(What you are asked to do)
Print the entries in full, word for word, but not the pictures.

(Data in this exercise)
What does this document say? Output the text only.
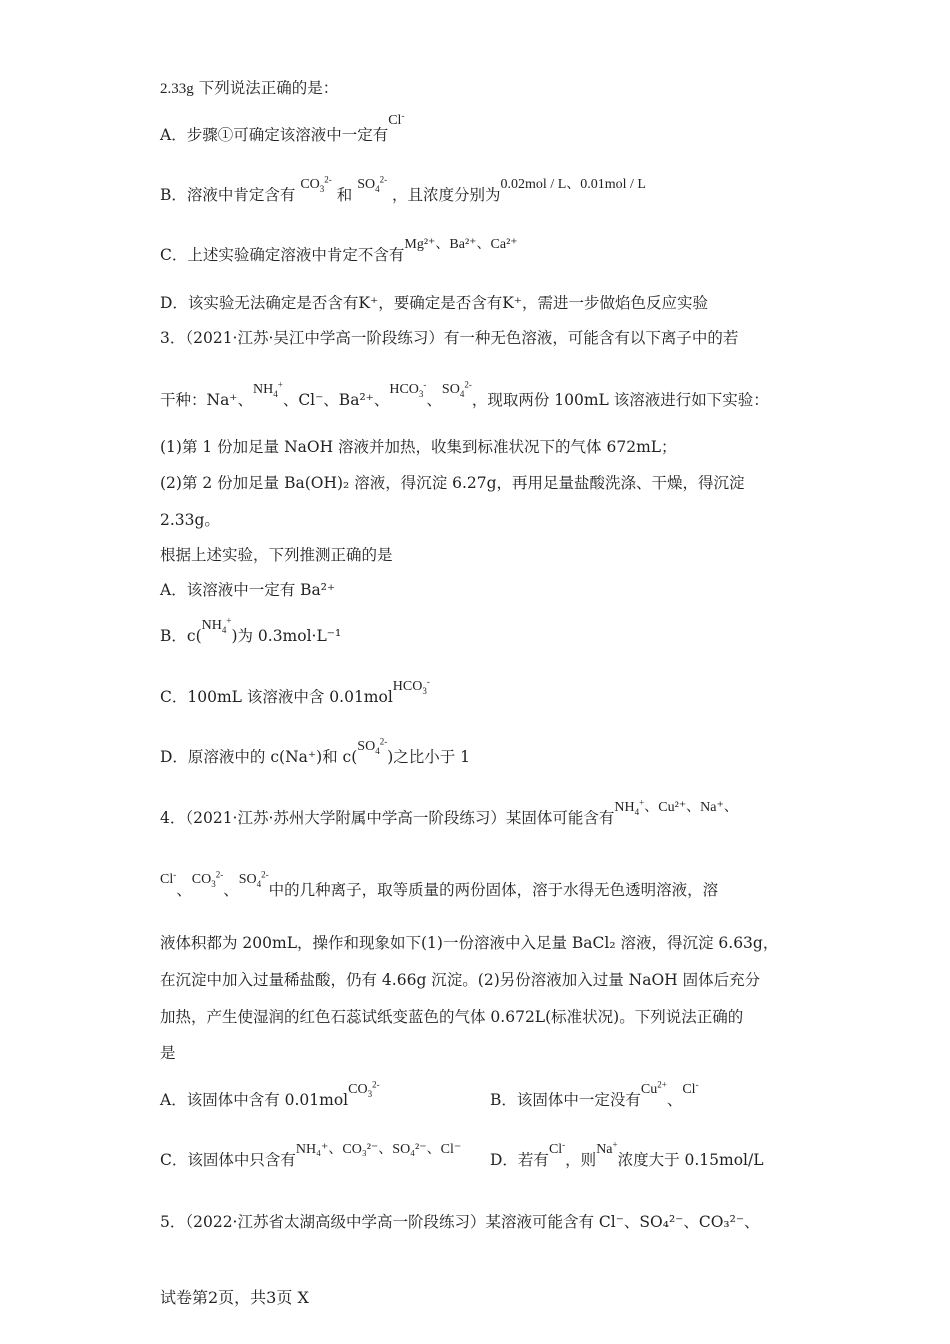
2.33g 下列说法正确的是：
A．步骤①可确定该溶液中一定有Cl-
B．溶液中肯定含有 $CO_3^{2-}$ 和 $SO_4^{2-}$ ，且浓度分别为0.02mol / L、0.01mol / L
C．上述实验确定溶液中肯定不含有Mg²⁺、Ba²⁺、Ca²⁺
D．该实验无法确定是否含有K⁺，要确定是否含有K⁺，需进一步做焰色反应实验
3．（2021·江苏·吴江中学高一阶段练习）有一种无色溶液，可能含有以下离子中的若
干种：Na⁺、$NH_4^+$、Cl⁻、Ba²⁺、$HCO_3^-$、$SO_4^{2-}$，现取两份 100mL 该溶液进行如下实验：
(1)第 1 份加足量 NaOH 溶液并加热，收集到标准状况下的气体 672mL；
(2)第 2 份加足量 Ba(OH)₂ 溶液，得沉淀 6.27g，再用足量盐酸洗涤、干燥，得沉淀
2.33g。
根据上述实验，下列推测正确的是
A．该溶液中一定有 Ba²⁺
B．$c(NH_4^+)$为 0.3mol·L⁻¹
C．100mL 该溶液中含 0.01molHCO$_3$-
D．原溶液中的 c(Na⁺)和 $c(SO_4^{2-})$之比小于 1
4．（2021·江苏·苏州大学附属中学高一阶段练习）某固体可能含有$NH_4^+$、Cu²⁺、Na⁺、
Cl-、$CO_3^{2-}$、$SO_4^{2-}$中的几种离子，取等质量的两份固体，溶于水得无色透明溶液，溶
液体积都为 200mL，操作和现象如下(1)一份溶液中入足量 BaCl₂ 溶液，得沉淀 6.63g，
在沉淀中加入过量稀盐酸，仍有 4.66g 沉淀。(2)另份溶液加入过量 NaOH 固体后充分
加热，产生使湿润的红色石蕊试纸变蓝色的气体 0.672L(标准状况)。下列说法正确的
是
A．该固体中含有 0.01molCO$_3^{2-}$
B．该固体中一定没有$Cu^{2+}$、Cl-
C．该固体中只含有NH₄⁺、CO₃²⁻、SO₄²⁻、Cl⁻
D．若有Cl-，则Na+浓度大于 0.15mol/L
5．（2022·江苏省太湖高级中学高一阶段练习）某溶液可能含有 Cl⁻、SO₄²⁻、CO₃²⁻、
试卷第2页，共3页 X
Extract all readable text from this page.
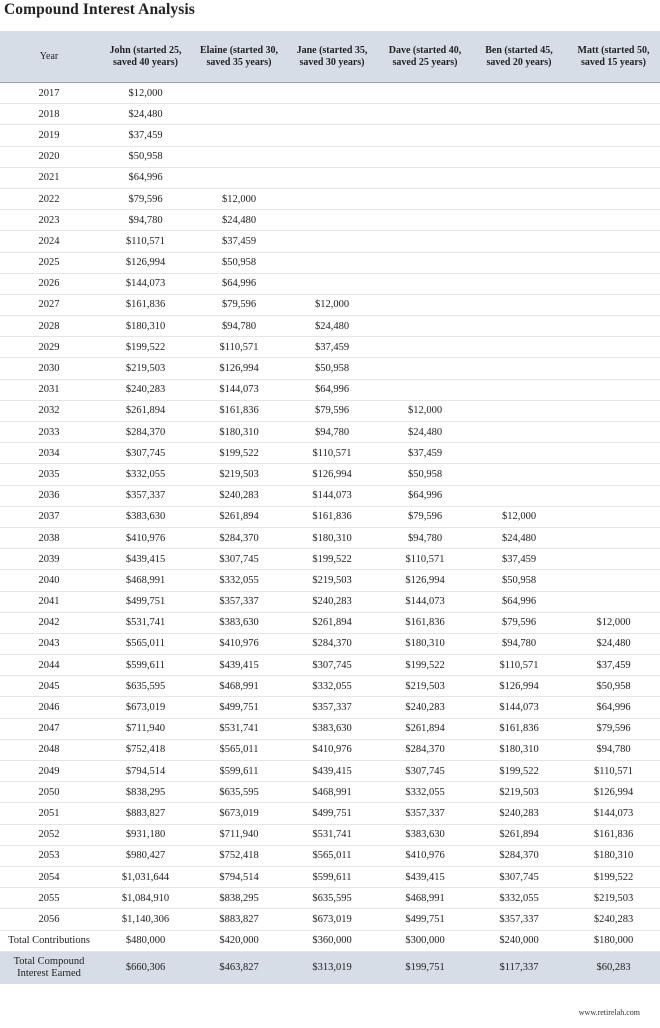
Compound Interest Analysis
Year	John (started 25, saved 40 years)	Elaine (started 30, saved 35 years)	Jane (started 35, saved 30 years)	Dave (started 40, saved 25 years)	Ben (started 45, saved 20 years)	Matt (started 50, saved 15 years)
2017	$12,000					
2018	$24,480					
2019	$37,459					
2020	$50,958					
2021	$64,996					
2022	$79,596	$12,000				
2023	$94,780	$24,480				
2024	$110,571	$37,459				
2025	$126,994	$50,958				
2026	$144,073	$64,996				
2027	$161,836	$79,596	$12,000			
2028	$180,310	$94,780	$24,480			
2029	$199,522	$110,571	$37,459			
2030	$219,503	$126,994	$50,958			
2031	$240,283	$144,073	$64,996			
2032	$261,894	$161,836	$79,596	$12,000		
2033	$284,370	$180,310	$94,780	$24,480		
2034	$307,745	$199,522	$110,571	$37,459		
2035	$332,055	$219,503	$126,994	$50,958		
2036	$357,337	$240,283	$144,073	$64,996		
2037	$383,630	$261,894	$161,836	$79,596	$12,000	
2038	$410,976	$284,370	$180,310	$94,780	$24,480	
2039	$439,415	$307,745	$199,522	$110,571	$37,459	
2040	$468,991	$332,055	$219,503	$126,994	$50,958	
2041	$499,751	$357,337	$240,283	$144,073	$64,996	
2042	$531,741	$383,630	$261,894	$161,836	$79,596	$12,000
2043	$565,011	$410,976	$284,370	$180,310	$94,780	$24,480
2044	$599,611	$439,415	$307,745	$199,522	$110,571	$37,459
2045	$635,595	$468,991	$332,055	$219,503	$126,994	$50,958
2046	$673,019	$499,751	$357,337	$240,283	$144,073	$64,996
2047	$711,940	$531,741	$383,630	$261,894	$161,836	$79,596
2048	$752,418	$565,011	$410,976	$284,370	$180,310	$94,780
2049	$794,514	$599,611	$439,415	$307,745	$199,522	$110,571
2050	$838,295	$635,595	$468,991	$332,055	$219,503	$126,994
2051	$883,827	$673,019	$499,751	$357,337	$240,283	$144,073
2052	$931,180	$711,940	$531,741	$383,630	$261,894	$161,836
2053	$980,427	$752,418	$565,011	$410,976	$284,370	$180,310
2054	$1,031,644	$794,514	$599,611	$439,415	$307,745	$199,522
2055	$1,084,910	$838,295	$635,595	$468,991	$332,055	$219,503
2056	$1,140,306	$883,827	$673,019	$499,751	$357,337	$240,283
Total Contributions	$480,000	$420,000	$360,000	$300,000	$240,000	$180,000
Total Compound Interest Earned	$660,306	$463,827	$313,019	$199,751	$117,337	$60,283
www.retirelah.com
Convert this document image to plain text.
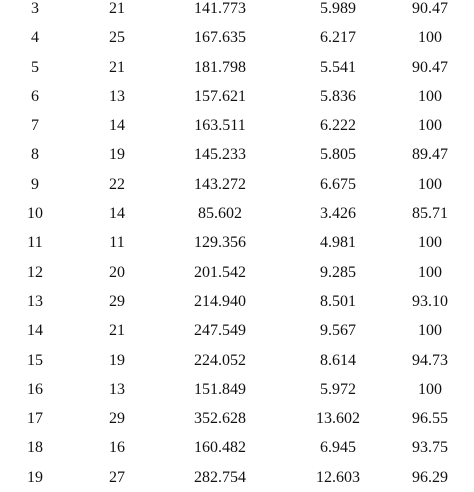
3	21	141.773	5.989	90.47
4	25	167.635	6.217	100
5	21	181.798	5.541	90.47
6	13	157.621	5.836	100
7	14	163.511	6.222	100
8	19	145.233	5.805	89.47
9	22	143.272	6.675	100
10	14	85.602	3.426	85.71
11	11	129.356	4.981	100
12	20	201.542	9.285	100
13	29	214.940	8.501	93.10
14	21	247.549	9.567	100
15	19	224.052	8.614	94.73
16	13	151.849	5.972	100
17	29	352.628	13.602	96.55
18	16	160.482	6.945	93.75
19	27	282.754	12.603	96.29
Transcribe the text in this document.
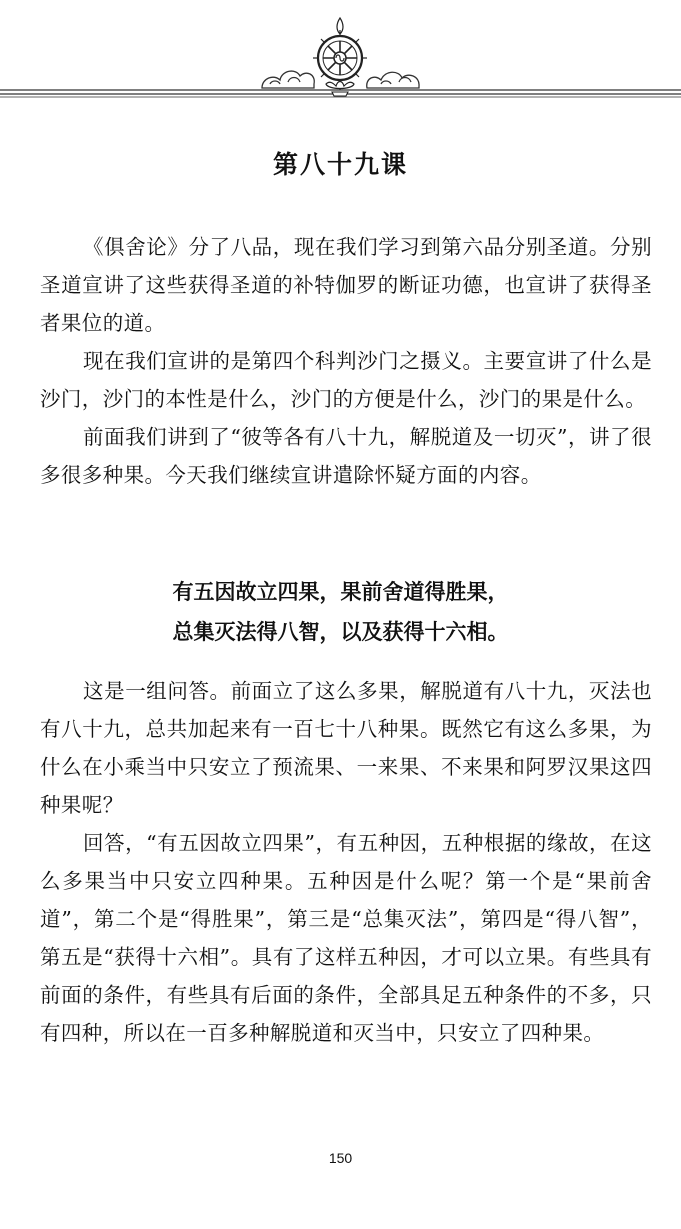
第八十九课

《俱舍论》分了八品，现在我们学习到第六品分别圣道。分别圣道宣讲了这些获得圣道的补特伽罗的断证功德，也宣讲了获得圣者果位的道。

现在我们宣讲的是第四个科判沙门之摄义。主要宣讲了什么是沙门，沙门的本性是什么，沙门的方便是什么，沙门的果是什么。

前面我们讲到了“彼等各有八十九，解脱道及一切灭”，讲了很多很多种果。今天我们继续宣讲遣除怀疑方面的内容。

有五因故立四果，果前舍道得胜果，
总集灭法得八智，以及获得十六相。

这是一组问答。前面立了这么多果，解脱道有八十九，灭法也有八十九，总共加起来有一百七十八种果。既然它有这么多果，为什么在小乘当中只安立了预流果、一来果、不来果和阿罗汉果这四种果呢？

回答，“有五因故立四果”，有五种因，五种根据的缘故，在这么多果当中只安立四种果。五种因是什么呢？第一个是“果前舍道”，第二个是“得胜果”，第三是“总集灭法”，第四是“得八智”，第五是“获得十六相”。具有了这样五种因，才可以立果。有些具有前面的条件，有些具有后面的条件，全部具足五种条件的不多，只有四种，所以在一百多种解脱道和灭当中，只安立了四种果。

150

(Response to this exercise)
What does this document say? Output the text only.
2.33g 下列说法正确的是：
A．步骤①可确定该溶液中一定有Cl-
B．溶液中肯定含有 $CO_3^{2-}$ 和 $SO_4^{2-}$ ，且浓度分别为0.02mol / L、0.01mol / L
C．上述实验确定溶液中肯定不含有Mg²⁺、Ba²⁺、Ca²⁺
D．该实验无法确定是否含有K⁺，要确定是否含有K⁺，需进一步做焰色反应实验
3．（2021·江苏·吴江中学高一阶段练习）有一种无色溶液，可能含有以下离子中的若
干种：Na⁺、$NH_4^+$、Cl⁻、Ba²⁺、$HCO_3^-$、$SO_4^{2-}$，现取两份 100mL 该溶液进行如下实验：
(1)第 1 份加足量 NaOH 溶液并加热，收集到标准状况下的气体 672mL；
(2)第 2 份加足量 Ba(OH)₂ 溶液，得沉淀 6.27g，再用足量盐酸洗涤、干燥，得沉淀
2.33g。
根据上述实验，下列推测正确的是
A．该溶液中一定有 Ba²⁺
B．$c(NH_4^+)$为 0.3mol·L⁻¹
C．100mL 该溶液中含 0.01molHCO$_3$-
D．原溶液中的 c(Na⁺)和 $c(SO_4^{2-})$之比小于 1
4．（2021·江苏·苏州大学附属中学高一阶段练习）某固体可能含有$NH_4^+$、Cu²⁺、Na⁺、
Cl-、$CO_3^{2-}$、$SO_4^{2-}$中的几种离子，取等质量的两份固体，溶于水得无色透明溶液，溶
液体积都为 200mL，操作和现象如下(1)一份溶液中入足量 BaCl₂ 溶液，得沉淀 6.63g，
在沉淀中加入过量稀盐酸，仍有 4.66g 沉淀。(2)另份溶液加入过量 NaOH 固体后充分
加热，产生使湿润的红色石蕊试纸变蓝色的气体 0.672L(标准状况)。下列说法正确的
是
A．该固体中含有 0.01molCO$_3^{2-}$
B．该固体中一定没有$Cu^{2+}$、Cl-
C．该固体中只含有NH₄⁺、CO₃²⁻、SO₄²⁻、Cl⁻
D．若有Cl-，则Na+浓度大于 0.15mol/L
5．（2022·江苏省太湖高级中学高一阶段练习）某溶液可能含有 Cl⁻、SO₄²⁻、CO₃²⁻、
试卷第2页，共3页 X
Extract all readable text from this page.
Compound Interest Analysis
Year	John (started 25, saved 40 years)	Elaine (started 30, saved 35 years)	Jane (started 35, saved 30 years)	Dave (started 40, saved 25 years)	Ben (started 45, saved 20 years)	Matt (started 50, saved 15 years)
2017	$12,000					
2018	$24,480					
2019	$37,459					
2020	$50,958					
2021	$64,996					
2022	$79,596	$12,000				
2023	$94,780	$24,480				
2024	$110,571	$37,459				
2025	$126,994	$50,958				
2026	$144,073	$64,996				
2027	$161,836	$79,596	$12,000			
2028	$180,310	$94,780	$24,480			
2029	$199,522	$110,571	$37,459			
2030	$219,503	$126,994	$50,958			
2031	$240,283	$144,073	$64,996			
2032	$261,894	$161,836	$79,596	$12,000		
2033	$284,370	$180,310	$94,780	$24,480		
2034	$307,745	$199,522	$110,571	$37,459		
2035	$332,055	$219,503	$126,994	$50,958		
2036	$357,337	$240,283	$144,073	$64,996		
2037	$383,630	$261,894	$161,836	$79,596	$12,000	
2038	$410,976	$284,370	$180,310	$94,780	$24,480	
2039	$439,415	$307,745	$199,522	$110,571	$37,459	
2040	$468,991	$332,055	$219,503	$126,994	$50,958	
2041	$499,751	$357,337	$240,283	$144,073	$64,996	
2042	$531,741	$383,630	$261,894	$161,836	$79,596	$12,000
2043	$565,011	$410,976	$284,370	$180,310	$94,780	$24,480
2044	$599,611	$439,415	$307,745	$199,522	$110,571	$37,459
2045	$635,595	$468,991	$332,055	$219,503	$126,994	$50,958
2046	$673,019	$499,751	$357,337	$240,283	$144,073	$64,996
2047	$711,940	$531,741	$383,630	$261,894	$161,836	$79,596
2048	$752,418	$565,011	$410,976	$284,370	$180,310	$94,780
2049	$794,514	$599,611	$439,415	$307,745	$199,522	$110,571
2050	$838,295	$635,595	$468,991	$332,055	$219,503	$126,994
2051	$883,827	$673,019	$499,751	$357,337	$240,283	$144,073
2052	$931,180	$711,940	$531,741	$383,630	$261,894	$161,836
2053	$980,427	$752,418	$565,011	$410,976	$284,370	$180,310
2054	$1,031,644	$794,514	$599,611	$439,415	$307,745	$199,522
2055	$1,084,910	$838,295	$635,595	$468,991	$332,055	$219,503
2056	$1,140,306	$883,827	$673,019	$499,751	$357,337	$240,283
Total Contributions	$480,000	$420,000	$360,000	$300,000	$240,000	$180,000
Total Compound Interest Earned	$660,306	$463,827	$313,019	$199,751	$117,337	$60,283
www.retirelah.com
Convert this document image to plain text.
3	21	141.773	5.989	90.47
4	25	167.635	6.217	100
5	21	181.798	5.541	90.47
6	13	157.621	5.836	100
7	14	163.511	6.222	100
8	19	145.233	5.805	89.47
9	22	143.272	6.675	100
10	14	85.602	3.426	85.71
11	11	129.356	4.981	100
12	20	201.542	9.285	100
13	29	214.940	8.501	93.10
14	21	247.549	9.567	100
15	19	224.052	8.614	94.73
16	13	151.849	5.972	100
17	29	352.628	13.602	96.55
18	16	160.482	6.945	93.75
19	27	282.754	12.603	96.29
Transcribe the text in this document.
第八十九课

《俱舍论》分了八品，现在我们学习到第六品分别圣道。分别圣道宣讲了这些获得圣道的补特伽罗的断证功德，也宣讲了获得圣者果位的道。

现在我们宣讲的是第四个科判沙门之摄义。主要宣讲了什么是沙门，沙门的本性是什么，沙门的方便是什么，沙门的果是什么。

前面我们讲到了“彼等各有八十九，解脱道及一切灭”，讲了很多很多种果。今天我们继续宣讲遣除怀疑方面的内容。

有五因故立四果，果前舍道得胜果，
总集灭法得八智，以及获得十六相。

这是一组问答。前面立了这么多果，解脱道有八十九，灭法也有八十九，总共加起来有一百七十八种果。既然它有这么多果，为什么在小乘当中只安立了预流果、一来果、不来果和阿罗汉果这四种果呢？

回答，“有五因故立四果”，有五种因，五种根据的缘故，在这么多果当中只安立四种果。五种因是什么呢？第一个是“果前舍道”，第二个是“得胜果”，第三是“总集灭法”，第四是“得八智”，第五是“获得十六相”。具有了这样五种因，才可以立果。有些具有前面的条件，有些具有后面的条件，全部具足五种条件的不多，只有四种，所以在一百多种解脱道和灭当中，只安立了四种果。

150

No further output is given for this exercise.